◆ Task goal: Gather up the lines with the word "text" in them.

Recorded data
(begin)

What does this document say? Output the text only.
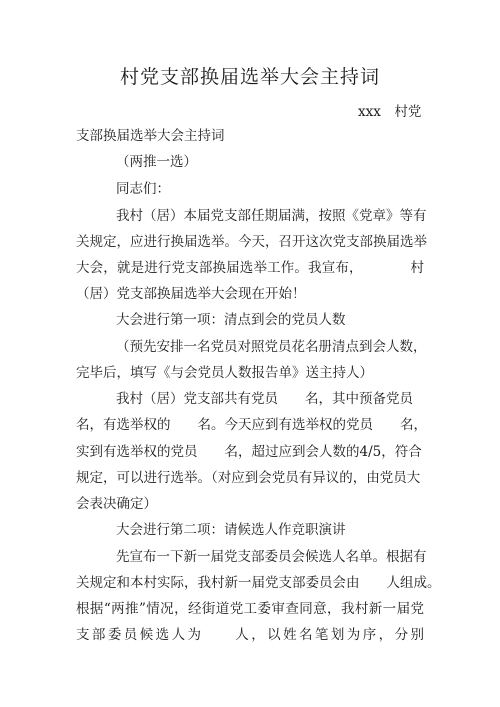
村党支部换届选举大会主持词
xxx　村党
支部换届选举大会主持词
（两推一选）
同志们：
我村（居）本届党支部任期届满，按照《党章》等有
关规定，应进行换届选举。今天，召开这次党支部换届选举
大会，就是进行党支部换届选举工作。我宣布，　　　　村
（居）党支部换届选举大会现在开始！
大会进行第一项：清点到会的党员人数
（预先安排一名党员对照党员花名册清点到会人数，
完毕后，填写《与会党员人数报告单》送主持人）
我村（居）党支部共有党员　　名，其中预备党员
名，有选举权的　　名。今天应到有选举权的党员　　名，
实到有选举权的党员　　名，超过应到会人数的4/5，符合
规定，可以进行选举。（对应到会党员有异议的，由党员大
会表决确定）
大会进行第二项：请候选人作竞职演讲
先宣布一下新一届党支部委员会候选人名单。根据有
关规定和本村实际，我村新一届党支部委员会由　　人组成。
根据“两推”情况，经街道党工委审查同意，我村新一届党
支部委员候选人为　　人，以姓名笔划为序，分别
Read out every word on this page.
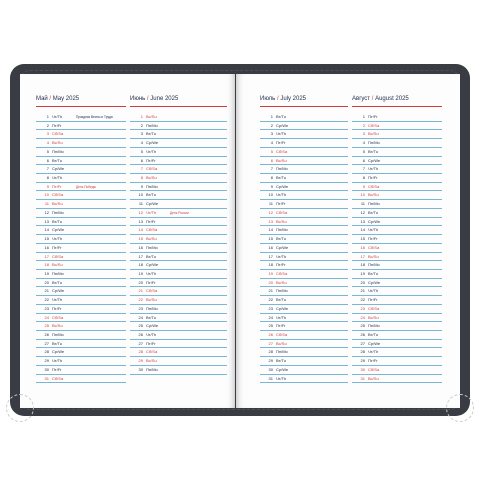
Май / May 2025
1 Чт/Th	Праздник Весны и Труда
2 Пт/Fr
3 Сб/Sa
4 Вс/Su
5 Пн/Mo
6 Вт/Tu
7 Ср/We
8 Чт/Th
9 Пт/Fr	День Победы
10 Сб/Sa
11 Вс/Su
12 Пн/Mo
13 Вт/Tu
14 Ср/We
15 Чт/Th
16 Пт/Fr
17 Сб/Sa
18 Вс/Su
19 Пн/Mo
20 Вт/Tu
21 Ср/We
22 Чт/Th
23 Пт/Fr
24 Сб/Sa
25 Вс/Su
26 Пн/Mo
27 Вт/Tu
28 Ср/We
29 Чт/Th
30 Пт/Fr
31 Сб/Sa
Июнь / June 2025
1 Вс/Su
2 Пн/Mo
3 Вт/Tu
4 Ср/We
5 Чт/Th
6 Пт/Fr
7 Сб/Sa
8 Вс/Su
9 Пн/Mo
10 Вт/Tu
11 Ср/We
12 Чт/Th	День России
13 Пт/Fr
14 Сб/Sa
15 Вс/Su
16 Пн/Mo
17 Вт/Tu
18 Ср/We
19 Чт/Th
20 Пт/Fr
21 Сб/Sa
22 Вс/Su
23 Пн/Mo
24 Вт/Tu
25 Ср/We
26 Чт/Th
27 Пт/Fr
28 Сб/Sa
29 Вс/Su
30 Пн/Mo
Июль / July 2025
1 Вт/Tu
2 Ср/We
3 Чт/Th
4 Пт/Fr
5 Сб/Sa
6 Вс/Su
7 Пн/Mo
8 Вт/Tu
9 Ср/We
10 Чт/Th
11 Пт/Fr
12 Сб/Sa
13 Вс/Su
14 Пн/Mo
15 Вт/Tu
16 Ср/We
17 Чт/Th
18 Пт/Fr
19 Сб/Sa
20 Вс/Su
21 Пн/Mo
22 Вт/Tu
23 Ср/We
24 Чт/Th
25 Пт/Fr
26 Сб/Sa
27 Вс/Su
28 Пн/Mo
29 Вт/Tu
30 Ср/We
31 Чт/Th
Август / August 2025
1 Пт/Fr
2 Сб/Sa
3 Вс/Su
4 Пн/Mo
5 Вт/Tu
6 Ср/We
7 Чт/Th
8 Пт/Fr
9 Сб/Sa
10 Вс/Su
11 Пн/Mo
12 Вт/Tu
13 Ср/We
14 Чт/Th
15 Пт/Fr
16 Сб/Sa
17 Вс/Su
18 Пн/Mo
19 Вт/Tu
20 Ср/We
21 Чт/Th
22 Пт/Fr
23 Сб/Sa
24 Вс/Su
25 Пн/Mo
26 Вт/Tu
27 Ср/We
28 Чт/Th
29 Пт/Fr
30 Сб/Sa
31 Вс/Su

(end)
(begin)

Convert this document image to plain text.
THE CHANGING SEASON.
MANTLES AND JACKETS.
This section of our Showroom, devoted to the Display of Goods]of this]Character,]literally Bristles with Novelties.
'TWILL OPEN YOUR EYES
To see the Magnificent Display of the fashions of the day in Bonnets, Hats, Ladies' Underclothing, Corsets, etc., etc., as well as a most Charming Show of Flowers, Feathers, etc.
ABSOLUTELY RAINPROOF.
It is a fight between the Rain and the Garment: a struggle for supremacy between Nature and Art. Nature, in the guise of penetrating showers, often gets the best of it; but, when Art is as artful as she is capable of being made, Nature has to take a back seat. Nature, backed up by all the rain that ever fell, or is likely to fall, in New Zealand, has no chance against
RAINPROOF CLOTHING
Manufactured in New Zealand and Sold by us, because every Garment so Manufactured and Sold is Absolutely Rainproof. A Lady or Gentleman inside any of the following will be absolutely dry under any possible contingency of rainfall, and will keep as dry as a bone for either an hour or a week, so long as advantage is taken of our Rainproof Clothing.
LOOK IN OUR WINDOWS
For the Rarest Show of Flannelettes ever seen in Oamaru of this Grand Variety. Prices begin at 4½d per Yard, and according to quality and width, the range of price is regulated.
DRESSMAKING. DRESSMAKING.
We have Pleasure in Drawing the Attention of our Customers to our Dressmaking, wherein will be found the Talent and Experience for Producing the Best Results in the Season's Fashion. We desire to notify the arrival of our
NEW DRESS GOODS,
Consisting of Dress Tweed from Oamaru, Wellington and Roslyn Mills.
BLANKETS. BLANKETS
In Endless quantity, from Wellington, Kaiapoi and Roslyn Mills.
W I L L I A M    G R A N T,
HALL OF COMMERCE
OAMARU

(end)

◆ Task output:
What does this document say? Output the text only.
Convert this document image to plain text.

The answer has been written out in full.